- Data entries -
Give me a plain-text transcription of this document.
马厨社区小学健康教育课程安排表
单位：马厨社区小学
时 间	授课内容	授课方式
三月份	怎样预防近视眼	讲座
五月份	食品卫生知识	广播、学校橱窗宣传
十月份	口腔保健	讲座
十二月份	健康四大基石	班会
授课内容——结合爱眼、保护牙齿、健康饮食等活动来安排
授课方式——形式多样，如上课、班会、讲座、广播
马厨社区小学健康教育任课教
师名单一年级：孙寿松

- Work to complete -
Make an exact copy of every entry.

- Answer to the problem -
Give me a plain-text transcription of this document.
马厨社区小学健康教育课程安排表
单位：马厨社区小学
时 间	授课内容	授课方式
三月份	怎样预防近视眼	讲座
五月份	食品卫生知识	广播、学校橱窗宣传
十月份	口腔保健	讲座
十二月份	健康四大基石	班会
授课内容——结合爱眼、保护牙齿、健康饮食等活动来安排
授课方式——形式多样，如上课、班会、讲座、广播
马厨社区小学健康教育任课教
师名单一年级：孙寿松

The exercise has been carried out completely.